Given instruction A –
In the essay on libertarianism, which document enunciates the principles of Natural Law Liberalism?

Passage –
Why I Am Not a Libertarian

The contemporary Tea Party Movement, like its revolutionary ancestor, looks to principles for guidance. Yet an old but active fault line runs just beneath the surface of the movement that has the potential to cause a fatal rupture. Tea Partiers simultaneously promote both a conservatism based upon the principles of the American founding and a libertarianism based on individualism, but the two are ultimately incompatible.

Libertarians are good at explaining why the market works and why government fails, and they have made important policy initiatives in areas such as school choice. On the other hand, they actively oppose laws prohibiting obscenity, protecting unborn children, promoting marriage, limiting immigration, and securing American citizens against terrorists. These positions flow from core principles that have more in common with modern liberalism than with the American founding, and which threaten to erode our constitutional order even further.

The attraction of libertarianism is also its main defect: it offers neat solutions to complex problems. Unfortunately, reality is far more complex than libertarians acknowledge. Only conservatism offers principles adequate to that reality. Consider ten claims libertarians often make:

1. “The Founders of the American political order were libertarian.” Although the American Founders believed in limited government, they were not libertarian. The Constitution was designed for a federal system of government, specifying and limiting national powers and leaving to the states the exercise of their customary powers to protect the health, safety, morals, and welfare of their citizens. None of the American founders challenged these customary state powers, nor did they attempt to repeal them. Even on its own terms, the Constitution provides for powers that many libertarians would object to, such as establishing post offices, granting patents, regulating commerce among the states, and suspending the writ of habeas corpus.

2. “Conservatism fears new ideas because it has no distinctive principles of its own to oppose them.” This claim, made by F.A. Hayek, is simply false as applied to American conservatism (as Hayek himself knew). American conservatism seeks to conserve the principles of justice that lie at the root of the American political order, what might be called Natural Law Liberalism. These principles, enunciated in the Declaration of Independence, are rooted in nature, which fixes the boundaries to all authority. They include “the Laws of Nature and Nature’s God”; “self-evident” truths such as “all men are Created equal” and “are endowed by their Creator with certain unalienable Rights”; and a clear statement of the end of government, to “secure” rights and to “effect [the] Safety and Happiness” of the governed.

Data entries –
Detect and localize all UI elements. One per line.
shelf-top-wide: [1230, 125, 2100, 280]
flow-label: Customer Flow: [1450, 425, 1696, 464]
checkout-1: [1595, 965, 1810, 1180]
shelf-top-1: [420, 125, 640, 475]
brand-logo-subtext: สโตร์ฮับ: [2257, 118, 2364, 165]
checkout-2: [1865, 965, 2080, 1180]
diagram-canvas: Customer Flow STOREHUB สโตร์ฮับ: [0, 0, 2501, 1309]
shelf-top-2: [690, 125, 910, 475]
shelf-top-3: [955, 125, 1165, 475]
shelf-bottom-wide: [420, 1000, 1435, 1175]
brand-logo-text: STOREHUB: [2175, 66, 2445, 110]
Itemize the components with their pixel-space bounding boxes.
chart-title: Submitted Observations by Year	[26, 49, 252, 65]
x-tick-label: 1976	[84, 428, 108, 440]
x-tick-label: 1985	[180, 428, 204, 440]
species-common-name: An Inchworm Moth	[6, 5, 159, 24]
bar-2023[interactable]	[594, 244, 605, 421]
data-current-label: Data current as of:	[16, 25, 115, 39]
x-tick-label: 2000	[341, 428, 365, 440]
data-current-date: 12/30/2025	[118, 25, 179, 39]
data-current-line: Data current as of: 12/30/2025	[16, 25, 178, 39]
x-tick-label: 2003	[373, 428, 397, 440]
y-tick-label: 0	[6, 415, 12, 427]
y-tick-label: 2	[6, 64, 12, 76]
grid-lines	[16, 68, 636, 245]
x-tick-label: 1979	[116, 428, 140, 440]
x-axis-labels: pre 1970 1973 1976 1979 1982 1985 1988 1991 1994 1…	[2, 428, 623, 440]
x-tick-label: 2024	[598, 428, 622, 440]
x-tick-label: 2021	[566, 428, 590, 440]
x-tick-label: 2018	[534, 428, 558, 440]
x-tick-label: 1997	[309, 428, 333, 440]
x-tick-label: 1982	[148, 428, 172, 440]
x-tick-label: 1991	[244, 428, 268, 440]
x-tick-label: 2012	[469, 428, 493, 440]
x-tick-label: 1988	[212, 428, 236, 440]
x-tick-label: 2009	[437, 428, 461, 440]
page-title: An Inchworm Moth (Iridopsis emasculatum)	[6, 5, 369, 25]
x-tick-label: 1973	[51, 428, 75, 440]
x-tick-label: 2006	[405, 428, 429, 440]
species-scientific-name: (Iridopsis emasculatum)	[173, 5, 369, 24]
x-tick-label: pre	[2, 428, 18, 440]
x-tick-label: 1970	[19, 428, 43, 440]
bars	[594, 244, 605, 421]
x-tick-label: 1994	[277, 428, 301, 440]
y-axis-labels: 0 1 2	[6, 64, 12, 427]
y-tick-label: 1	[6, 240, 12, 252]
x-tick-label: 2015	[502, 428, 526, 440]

Given instruction B –
Set down the entries word for word, starting at the first line of the entries and ending at the line that contains "data-current-line: Data current", with both of those lines included.

Output A –
The Declaration of Independence.

Output B –
Detect and localize all UI elements. One per line.
shelf-top-wide: [1230, 125, 2100, 280]
flow-label: Customer Flow: [1450, 425, 1696, 464]
checkout-1: [1595, 965, 1810, 1180]
shelf-top-1: [420, 125, 640, 475]
brand-logo-subtext: สโตร์ฮับ: [2257, 118, 2364, 165]
checkout-2: [1865, 965, 2080, 1180]
diagram-canvas: Customer Flow STOREHUB สโตร์ฮับ: [0, 0, 2501, 1309]
shelf-top-2: [690, 125, 910, 475]
shelf-top-3: [955, 125, 1165, 475]
shelf-bottom-wide: [420, 1000, 1435, 1175]
brand-logo-text: STOREHUB: [2175, 66, 2445, 110]
Itemize the components with their pixel-space bounding boxes.
chart-title: Submitted Observations by Year	[26, 49, 252, 65]
x-tick-label: 1976	[84, 428, 108, 440]
x-tick-label: 1985	[180, 428, 204, 440]
species-common-name: An Inchworm Moth	[6, 5, 159, 24]
bar-2023[interactable]	[594, 244, 605, 421]
data-current-label: Data current as of:	[16, 25, 115, 39]
x-tick-label: 2000	[341, 428, 365, 440]
data-current-date: 12/30/2025	[118, 25, 179, 39]
data-current-line: Data current as of: 12/30/2025	[16, 25, 178, 39]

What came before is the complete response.